Dataset entries:
______________________________

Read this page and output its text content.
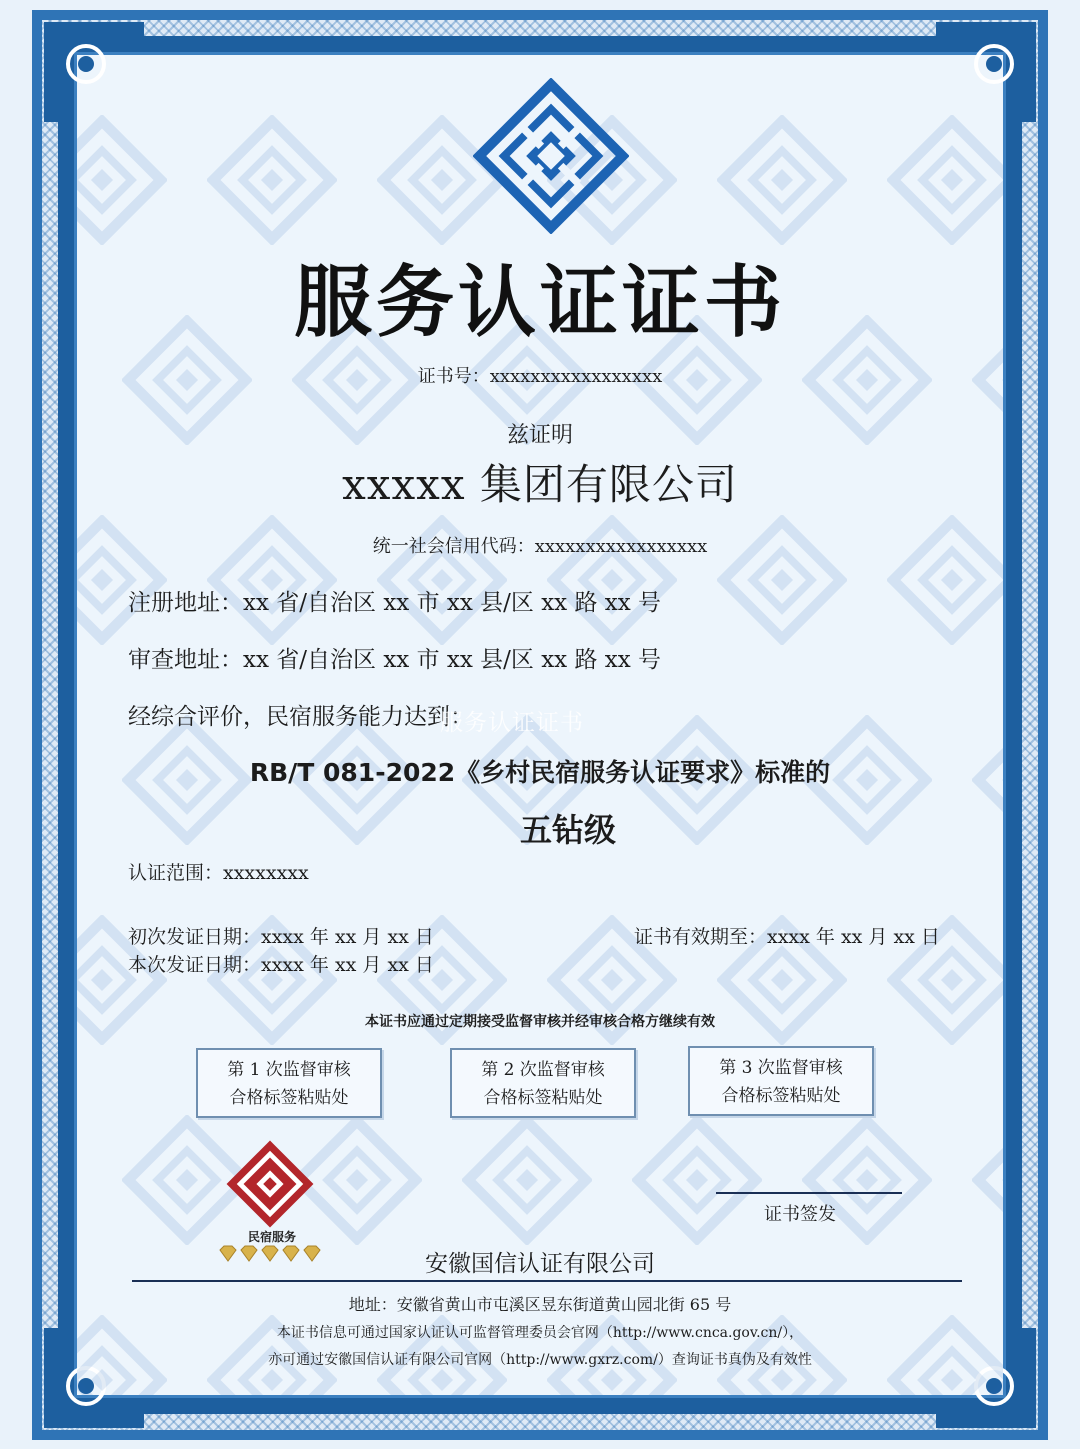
服务认证证书
证书号：xxxxxxxxxxxxxxxxx
兹证明
xxxxx 集团有限公司
统一社会信用代码：xxxxxxxxxxxxxxxxx
注册地址：xx 省/自治区 xx 市 xx 县/区 xx 路 xx 号
审查地址：xx 省/自治区 xx 市 xx 县/区 xx 路 xx 号
经综合评价，民宿服务能力达到：
服务认证证书
RB/T 081-2022《乡村民宿服务认证要求》标准的
五钻级
认证范围：xxxxxxxx
初次发证日期：xxxx 年 xx 月 xx 日
本次发证日期：xxxx 年 xx 月 xx 日
证书有效期至：xxxx 年 xx 月 xx 日
本证书应通过定期接受监督审核并经审核合格方继续有效
第 1 次监督审核
合格标签粘贴处
第 2 次监督审核
合格标签粘贴处
第 3 次监督审核
合格标签粘贴处
民宿服务
证书签发
安徽国信认证有限公司
地址：安徽省黄山市屯溪区昱东街道黄山园北街 65 号
本证书信息可通过国家认证认可监督管理委员会官网（http://www.cnca.gov.cn/），
亦可通过安徽国信认证有限公司官网（http://www.gxrz.com/）查询证书真伪及有效性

______________________________

Your objective: Write out each line of the data exactly; the images should be left out.

Expected output:
Read this page and output its text content.
服务认证证书
证书号：xxxxxxxxxxxxxxxxx
兹证明
xxxxx 集团有限公司
统一社会信用代码：xxxxxxxxxxxxxxxxx
注册地址：xx 省/自治区 xx 市 xx 县/区 xx 路 xx 号
审查地址：xx 省/自治区 xx 市 xx 县/区 xx 路 xx 号
经综合评价，民宿服务能力达到：
服务认证证书
RB/T 081-2022《乡村民宿服务认证要求》标准的
五钻级
认证范围：xxxxxxxx
初次发证日期：xxxx 年 xx 月 xx 日
本次发证日期：xxxx 年 xx 月 xx 日
证书有效期至：xxxx 年 xx 月 xx 日
本证书应通过定期接受监督审核并经审核合格方继续有效
第 1 次监督审核
合格标签粘贴处
第 2 次监督审核
合格标签粘贴处
第 3 次监督审核
合格标签粘贴处
民宿服务
证书签发
安徽国信认证有限公司
地址：安徽省黄山市屯溪区昱东街道黄山园北街 65 号
本证书信息可通过国家认证认可监督管理委员会官网（http://www.cnca.gov.cn/），
亦可通过安徽国信认证有限公司官网（http://www.gxrz.com/）查询证书真伪及有效性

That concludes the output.